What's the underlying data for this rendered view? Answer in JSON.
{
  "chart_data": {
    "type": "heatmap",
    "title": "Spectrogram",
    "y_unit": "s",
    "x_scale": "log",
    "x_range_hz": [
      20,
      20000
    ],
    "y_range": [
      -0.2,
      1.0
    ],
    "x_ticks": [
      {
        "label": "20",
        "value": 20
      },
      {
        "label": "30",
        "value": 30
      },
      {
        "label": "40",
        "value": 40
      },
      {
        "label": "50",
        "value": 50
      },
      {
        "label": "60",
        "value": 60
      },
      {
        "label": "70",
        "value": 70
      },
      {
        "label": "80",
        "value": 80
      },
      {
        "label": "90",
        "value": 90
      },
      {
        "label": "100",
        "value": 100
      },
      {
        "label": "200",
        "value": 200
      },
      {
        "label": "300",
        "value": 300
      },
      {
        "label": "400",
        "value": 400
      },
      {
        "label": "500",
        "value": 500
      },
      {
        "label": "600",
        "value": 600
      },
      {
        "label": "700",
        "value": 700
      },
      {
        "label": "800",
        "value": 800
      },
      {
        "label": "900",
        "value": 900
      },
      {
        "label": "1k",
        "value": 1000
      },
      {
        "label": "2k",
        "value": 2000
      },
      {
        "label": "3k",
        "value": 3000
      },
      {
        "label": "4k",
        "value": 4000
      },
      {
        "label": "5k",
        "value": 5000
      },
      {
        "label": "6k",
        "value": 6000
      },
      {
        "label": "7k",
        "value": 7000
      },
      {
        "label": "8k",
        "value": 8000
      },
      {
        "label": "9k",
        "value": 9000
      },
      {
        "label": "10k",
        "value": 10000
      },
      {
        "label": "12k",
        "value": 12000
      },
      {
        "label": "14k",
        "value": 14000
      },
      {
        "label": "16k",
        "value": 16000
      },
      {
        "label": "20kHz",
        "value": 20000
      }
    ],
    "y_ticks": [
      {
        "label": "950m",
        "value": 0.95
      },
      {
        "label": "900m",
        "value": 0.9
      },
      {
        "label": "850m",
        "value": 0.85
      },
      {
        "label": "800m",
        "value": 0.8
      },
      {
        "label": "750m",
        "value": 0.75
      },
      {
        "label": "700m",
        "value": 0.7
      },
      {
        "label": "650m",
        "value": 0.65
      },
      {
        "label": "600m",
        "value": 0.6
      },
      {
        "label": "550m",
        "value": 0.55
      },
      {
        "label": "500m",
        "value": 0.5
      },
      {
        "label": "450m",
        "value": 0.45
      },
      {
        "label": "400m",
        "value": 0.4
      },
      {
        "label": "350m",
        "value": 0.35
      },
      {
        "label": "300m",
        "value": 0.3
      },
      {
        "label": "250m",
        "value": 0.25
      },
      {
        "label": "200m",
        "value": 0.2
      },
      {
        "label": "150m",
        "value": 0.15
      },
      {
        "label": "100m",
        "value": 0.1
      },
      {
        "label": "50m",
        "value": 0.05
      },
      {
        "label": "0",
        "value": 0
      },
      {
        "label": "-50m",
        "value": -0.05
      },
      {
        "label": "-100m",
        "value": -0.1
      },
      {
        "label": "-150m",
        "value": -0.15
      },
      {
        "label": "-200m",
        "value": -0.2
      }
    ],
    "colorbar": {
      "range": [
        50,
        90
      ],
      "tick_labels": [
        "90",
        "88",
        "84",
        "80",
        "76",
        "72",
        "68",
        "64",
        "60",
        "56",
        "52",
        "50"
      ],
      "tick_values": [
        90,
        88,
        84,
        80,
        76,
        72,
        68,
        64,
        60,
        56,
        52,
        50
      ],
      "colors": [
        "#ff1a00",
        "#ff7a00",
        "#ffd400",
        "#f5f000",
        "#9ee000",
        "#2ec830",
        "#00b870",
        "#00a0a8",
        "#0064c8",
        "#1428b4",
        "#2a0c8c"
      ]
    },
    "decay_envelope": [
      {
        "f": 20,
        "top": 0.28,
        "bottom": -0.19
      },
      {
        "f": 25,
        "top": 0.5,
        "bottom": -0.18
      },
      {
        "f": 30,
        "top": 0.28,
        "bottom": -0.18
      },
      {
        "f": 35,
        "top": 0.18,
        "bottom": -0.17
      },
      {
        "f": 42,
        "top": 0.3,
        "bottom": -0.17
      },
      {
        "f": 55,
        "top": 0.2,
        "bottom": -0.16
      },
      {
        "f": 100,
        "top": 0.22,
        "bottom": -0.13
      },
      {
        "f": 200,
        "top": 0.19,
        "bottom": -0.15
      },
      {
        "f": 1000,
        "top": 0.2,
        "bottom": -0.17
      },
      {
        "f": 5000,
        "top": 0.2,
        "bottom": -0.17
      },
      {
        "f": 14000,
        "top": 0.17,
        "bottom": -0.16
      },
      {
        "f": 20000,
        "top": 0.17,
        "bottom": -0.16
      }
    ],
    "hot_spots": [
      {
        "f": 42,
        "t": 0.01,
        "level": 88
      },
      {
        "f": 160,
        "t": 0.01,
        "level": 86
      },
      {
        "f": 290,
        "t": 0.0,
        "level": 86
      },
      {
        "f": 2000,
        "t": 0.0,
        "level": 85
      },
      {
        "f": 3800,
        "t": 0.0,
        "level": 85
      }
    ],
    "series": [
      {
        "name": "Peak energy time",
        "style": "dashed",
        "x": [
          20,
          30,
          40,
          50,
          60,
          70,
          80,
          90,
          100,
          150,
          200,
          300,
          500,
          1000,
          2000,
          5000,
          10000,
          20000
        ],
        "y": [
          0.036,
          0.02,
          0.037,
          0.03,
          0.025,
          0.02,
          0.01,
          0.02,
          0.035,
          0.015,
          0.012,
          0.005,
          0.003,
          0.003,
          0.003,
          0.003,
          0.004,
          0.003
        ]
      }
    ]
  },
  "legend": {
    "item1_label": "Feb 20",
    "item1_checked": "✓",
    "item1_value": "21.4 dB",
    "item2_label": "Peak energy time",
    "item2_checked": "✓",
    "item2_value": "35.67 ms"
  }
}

» Task objective: Nothing should be left out: repeat all of the data exactly.

» Solution for this exercise:
What's the underlying data for this rendered view? Answer in JSON.
{
  "chart_data": {
    "type": "heatmap",
    "title": "Spectrogram",
    "y_unit": "s",
    "x_scale": "log",
    "x_range_hz": [
      20,
      20000
    ],
    "y_range": [
      -0.2,
      1.0
    ],
    "x_ticks": [
      {
        "label": "20",
        "value": 20
      },
      {
        "label": "30",
        "value": 30
      },
      {
        "label": "40",
        "value": 40
      },
      {
        "label": "50",
        "value": 50
      },
      {
        "label": "60",
        "value": 60
      },
      {
        "label": "70",
        "value": 70
      },
      {
        "label": "80",
        "value": 80
      },
      {
        "label": "90",
        "value": 90
      },
      {
        "label": "100",
        "value": 100
      },
      {
        "label": "200",
        "value": 200
      },
      {
        "label": "300",
        "value": 300
      },
      {
        "label": "400",
        "value": 400
      },
      {
        "label": "500",
        "value": 500
      },
      {
        "label": "600",
        "value": 600
      },
      {
        "label": "700",
        "value": 700
      },
      {
        "label": "800",
        "value": 800
      },
      {
        "label": "900",
        "value": 900
      },
      {
        "label": "1k",
        "value": 1000
      },
      {
        "label": "2k",
        "value": 2000
      },
      {
        "label": "3k",
        "value": 3000
      },
      {
        "label": "4k",
        "value": 4000
      },
      {
        "label": "5k",
        "value": 5000
      },
      {
        "label": "6k",
        "value": 6000
      },
      {
        "label": "7k",
        "value": 7000
      },
      {
        "label": "8k",
        "value": 8000
      },
      {
        "label": "9k",
        "value": 9000
      },
      {
        "label": "10k",
        "value": 10000
      },
      {
        "label": "12k",
        "value": 12000
      },
      {
        "label": "14k",
        "value": 14000
      },
      {
        "label": "16k",
        "value": 16000
      },
      {
        "label": "20kHz",
        "value": 20000
      }
    ],
    "y_ticks": [
      {
        "label": "950m",
        "value": 0.95
      },
      {
        "label": "900m",
        "value": 0.9
      },
      {
        "label": "850m",
        "value": 0.85
      },
      {
        "label": "800m",
        "value": 0.8
      },
      {
        "label": "750m",
        "value": 0.75
      },
      {
        "label": "700m",
        "value": 0.7
      },
      {
        "label": "650m",
        "value": 0.65
      },
      {
        "label": "600m",
        "value": 0.6
      },
      {
        "label": "550m",
        "value": 0.55
      },
      {
        "label": "500m",
        "value": 0.5
      },
      {
        "label": "450m",
        "value": 0.45
      },
      {
        "label": "400m",
        "value": 0.4
      },
      {
        "label": "350m",
        "value": 0.35
      },
      {
        "label": "300m",
        "value": 0.3
      },
      {
        "label": "250m",
        "value": 0.25
      },
      {
        "label": "200m",
        "value": 0.2
      },
      {
        "label": "150m",
        "value": 0.15
      },
      {
        "label": "100m",
        "value": 0.1
      },
      {
        "label": "50m",
        "value": 0.05
      },
      {
        "label": "0",
        "value": 0
      },
      {
        "label": "-50m",
        "value": -0.05
      },
      {
        "label": "-100m",
        "value": -0.1
      },
      {
        "label": "-150m",
        "value": -0.15
      },
      {
        "label": "-200m",
        "value": -0.2
      }
    ],
    "colorbar": {
      "range": [
        50,
        90
      ],
      "tick_labels": [
        "90",
        "88",
        "84",
        "80",
        "76",
        "72",
        "68",
        "64",
        "60",
        "56",
        "52",
        "50"
      ],
      "tick_values": [
        90,
        88,
        84,
        80,
        76,
        72,
        68,
        64,
        60,
        56,
        52,
        50
      ],
      "colors": [
        "#ff1a00",
        "#ff7a00",
        "#ffd400",
        "#f5f000",
        "#9ee000",
        "#2ec830",
        "#00b870",
        "#00a0a8",
        "#0064c8",
        "#1428b4",
        "#2a0c8c"
      ]
    },
    "decay_envelope": [
      {
        "f": 20,
        "top": 0.28,
        "bottom": -0.19
      },
      {
        "f": 25,
        "top": 0.5,
        "bottom": -0.18
      },
      {
        "f": 30,
        "top": 0.28,
        "bottom": -0.18
      },
      {
        "f": 35,
        "top": 0.18,
        "bottom": -0.17
      },
      {
        "f": 42,
        "top": 0.3,
        "bottom": -0.17
      },
      {
        "f": 55,
        "top": 0.2,
        "bottom": -0.16
      },
      {
        "f": 100,
        "top": 0.22,
        "bottom": -0.13
      },
      {
        "f": 200,
        "top": 0.19,
        "bottom": -0.15
      },
      {
        "f": 1000,
        "top": 0.2,
        "bottom": -0.17
      },
      {
        "f": 5000,
        "top": 0.2,
        "bottom": -0.17
      },
      {
        "f": 14000,
        "top": 0.17,
        "bottom": -0.16
      },
      {
        "f": 20000,
        "top": 0.17,
        "bottom": -0.16
      }
    ],
    "hot_spots": [
      {
        "f": 42,
        "t": 0.01,
        "level": 88
      },
      {
        "f": 160,
        "t": 0.01,
        "level": 86
      },
      {
        "f": 290,
        "t": 0.0,
        "level": 86
      },
      {
        "f": 2000,
        "t": 0.0,
        "level": 85
      },
      {
        "f": 3800,
        "t": 0.0,
        "level": 85
      }
    ],
    "series": [
      {
        "name": "Peak energy time",
        "style": "dashed",
        "x": [
          20,
          30,
          40,
          50,
          60,
          70,
          80,
          90,
          100,
          150,
          200,
          300,
          500,
          1000,
          2000,
          5000,
          10000,
          20000
        ],
        "y": [
          0.036,
          0.02,
          0.037,
          0.03,
          0.025,
          0.02,
          0.01,
          0.02,
          0.035,
          0.015,
          0.012,
          0.005,
          0.003,
          0.003,
          0.003,
          0.003,
          0.004,
          0.003
        ]
      }
    ]
  },
  "legend": {
    "item1_label": "Feb 20",
    "item1_checked": "✓",
    "item1_value": "21.4 dB",
    "item2_label": "Peak energy time",
    "item2_checked": "✓",
    "item2_value": "35.67 ms"
  }
}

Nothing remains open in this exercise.